What you should do
Copy these lines below without changing anything.

Material provided
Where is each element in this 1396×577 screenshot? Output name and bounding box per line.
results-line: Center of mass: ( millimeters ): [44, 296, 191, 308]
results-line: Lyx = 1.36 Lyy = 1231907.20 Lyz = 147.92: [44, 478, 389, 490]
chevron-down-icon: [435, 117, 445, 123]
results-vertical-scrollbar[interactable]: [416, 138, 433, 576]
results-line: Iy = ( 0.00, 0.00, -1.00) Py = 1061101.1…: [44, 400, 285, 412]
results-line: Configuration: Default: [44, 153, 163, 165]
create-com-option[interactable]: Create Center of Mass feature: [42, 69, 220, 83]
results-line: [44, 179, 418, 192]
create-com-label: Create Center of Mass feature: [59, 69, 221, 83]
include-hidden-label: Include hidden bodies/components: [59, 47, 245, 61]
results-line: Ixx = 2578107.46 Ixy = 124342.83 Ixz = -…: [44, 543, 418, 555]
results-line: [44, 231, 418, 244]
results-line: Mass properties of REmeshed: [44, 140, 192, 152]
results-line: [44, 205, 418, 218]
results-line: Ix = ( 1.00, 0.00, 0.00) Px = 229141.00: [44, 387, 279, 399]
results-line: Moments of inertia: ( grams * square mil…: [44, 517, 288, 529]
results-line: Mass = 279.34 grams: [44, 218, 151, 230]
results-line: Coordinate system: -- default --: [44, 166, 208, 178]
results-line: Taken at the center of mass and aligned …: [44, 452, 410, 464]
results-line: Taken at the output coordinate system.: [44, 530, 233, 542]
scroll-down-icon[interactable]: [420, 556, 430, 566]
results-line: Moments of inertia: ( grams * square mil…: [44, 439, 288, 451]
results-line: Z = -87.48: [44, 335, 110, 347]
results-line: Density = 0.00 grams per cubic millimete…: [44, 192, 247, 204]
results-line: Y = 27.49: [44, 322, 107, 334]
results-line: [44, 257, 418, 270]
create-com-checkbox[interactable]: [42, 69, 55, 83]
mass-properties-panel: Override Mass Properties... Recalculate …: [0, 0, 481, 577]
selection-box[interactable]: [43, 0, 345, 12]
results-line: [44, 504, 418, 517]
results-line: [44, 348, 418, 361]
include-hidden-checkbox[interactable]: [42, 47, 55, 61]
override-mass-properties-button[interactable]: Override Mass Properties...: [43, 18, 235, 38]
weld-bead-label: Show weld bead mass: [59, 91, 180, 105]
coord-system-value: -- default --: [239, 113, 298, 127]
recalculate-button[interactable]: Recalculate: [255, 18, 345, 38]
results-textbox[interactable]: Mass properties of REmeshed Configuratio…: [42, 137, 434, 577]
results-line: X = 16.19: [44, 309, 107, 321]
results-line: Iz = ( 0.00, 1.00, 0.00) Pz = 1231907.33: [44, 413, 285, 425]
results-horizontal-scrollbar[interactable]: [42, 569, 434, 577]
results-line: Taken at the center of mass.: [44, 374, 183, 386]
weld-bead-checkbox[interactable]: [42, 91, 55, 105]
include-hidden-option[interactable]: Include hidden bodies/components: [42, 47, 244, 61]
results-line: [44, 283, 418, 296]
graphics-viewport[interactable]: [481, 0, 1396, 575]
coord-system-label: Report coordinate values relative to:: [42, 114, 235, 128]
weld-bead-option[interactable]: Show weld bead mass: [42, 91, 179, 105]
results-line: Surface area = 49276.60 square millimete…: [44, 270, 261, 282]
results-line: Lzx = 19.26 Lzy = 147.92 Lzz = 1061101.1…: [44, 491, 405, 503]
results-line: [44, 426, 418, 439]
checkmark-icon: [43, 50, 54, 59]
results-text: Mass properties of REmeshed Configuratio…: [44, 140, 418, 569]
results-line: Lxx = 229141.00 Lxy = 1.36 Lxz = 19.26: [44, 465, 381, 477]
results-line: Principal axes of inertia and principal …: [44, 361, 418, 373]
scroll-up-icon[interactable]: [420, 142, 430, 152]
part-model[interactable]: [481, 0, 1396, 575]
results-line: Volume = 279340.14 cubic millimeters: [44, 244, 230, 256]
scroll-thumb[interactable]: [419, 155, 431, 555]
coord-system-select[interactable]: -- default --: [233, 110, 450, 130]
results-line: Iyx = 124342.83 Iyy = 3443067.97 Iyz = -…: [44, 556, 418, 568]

Output of the task
Where is each element in this 1396×577 screenshot? Output name and bounding box per line.
results-line: Center of mass: ( millimeters ): [44, 296, 191, 308]
results-line: Lyx = 1.36 Lyy = 1231907.20 Lyz = 147.92: [44, 478, 389, 490]
chevron-down-icon: [435, 117, 445, 123]
results-vertical-scrollbar[interactable]: [416, 138, 433, 576]
results-line: Iy = ( 0.00, 0.00, -1.00) Py = 1061101.1…: [44, 400, 285, 412]
results-line: Configuration: Default: [44, 153, 163, 165]
create-com-option[interactable]: Create Center of Mass feature: [42, 69, 220, 83]
results-line: [44, 179, 418, 192]
create-com-label: Create Center of Mass feature: [59, 69, 221, 83]
include-hidden-label: Include hidden bodies/components: [59, 47, 245, 61]
results-line: Ixx = 2578107.46 Ixy = 124342.83 Ixz = -…: [44, 543, 418, 555]
results-line: [44, 231, 418, 244]
results-line: Mass properties of REmeshed: [44, 140, 192, 152]
results-line: [44, 205, 418, 218]
results-line: Ix = ( 1.00, 0.00, 0.00) Px = 229141.00: [44, 387, 279, 399]
results-line: Moments of inertia: ( grams * square mil…: [44, 517, 288, 529]
results-line: Mass = 279.34 grams: [44, 218, 151, 230]
results-line: Coordinate system: -- default --: [44, 166, 208, 178]
results-line: Taken at the center of mass and aligned …: [44, 452, 410, 464]
results-line: Taken at the output coordinate system.: [44, 530, 233, 542]
scroll-down-icon[interactable]: [420, 556, 430, 566]
results-line: Moments of inertia: ( grams * square mil…: [44, 439, 288, 451]
results-line: Z = -87.48: [44, 335, 110, 347]
results-line: Density = 0.00 grams per cubic millimete…: [44, 192, 247, 204]
results-line: Y = 27.49: [44, 322, 107, 334]
results-line: [44, 257, 418, 270]
create-com-checkbox[interactable]: [42, 69, 55, 83]
mass-properties-panel: Override Mass Properties... Recalculate …: [0, 0, 481, 577]
selection-box[interactable]: [43, 0, 345, 12]
results-line: [44, 504, 418, 517]
results-line: [44, 348, 418, 361]
include-hidden-checkbox[interactable]: [42, 47, 55, 61]
override-mass-properties-button[interactable]: Override Mass Properties...: [43, 18, 235, 38]
weld-bead-label: Show weld bead mass: [59, 91, 180, 105]
coord-system-value: -- default --: [239, 113, 298, 127]
recalculate-button[interactable]: Recalculate: [255, 18, 345, 38]
results-textbox[interactable]: Mass properties of REmeshed Configuratio…: [42, 137, 434, 577]
results-line: X = 16.19: [44, 309, 107, 321]
results-line: Iz = ( 0.00, 1.00, 0.00) Pz = 1231907.33: [44, 413, 285, 425]
results-horizontal-scrollbar[interactable]: [42, 569, 434, 577]
results-line: Taken at the center of mass.: [44, 374, 183, 386]
weld-bead-checkbox[interactable]: [42, 91, 55, 105]
include-hidden-option[interactable]: Include hidden bodies/components: [42, 47, 244, 61]
results-line: [44, 283, 418, 296]
graphics-viewport[interactable]: [481, 0, 1396, 575]
coord-system-label: Report coordinate values relative to:: [42, 114, 235, 128]
weld-bead-option[interactable]: Show weld bead mass: [42, 91, 179, 105]
results-line: Surface area = 49276.60 square millimete…: [44, 270, 261, 282]
results-line: Lzx = 19.26 Lzy = 147.92 Lzz = 1061101.1…: [44, 491, 405, 503]
results-line: [44, 426, 418, 439]
checkmark-icon: [43, 50, 54, 59]
results-text: Mass properties of REmeshed Configuratio…: [44, 140, 418, 569]
results-line: Lxx = 229141.00 Lxy = 1.36 Lxz = 19.26: [44, 465, 381, 477]
results-line: Principal axes of inertia and principal …: [44, 361, 418, 373]
scroll-up-icon[interactable]: [420, 142, 430, 152]
part-model[interactable]: [481, 0, 1396, 575]
results-line: Volume = 279340.14 cubic millimeters: [44, 244, 230, 256]
scroll-thumb[interactable]: [419, 155, 431, 555]
coord-system-select[interactable]: -- default --: [233, 110, 450, 130]
results-line: Iyx = 124342.83 Iyy = 3443067.97 Iyz = -…: [44, 556, 418, 568]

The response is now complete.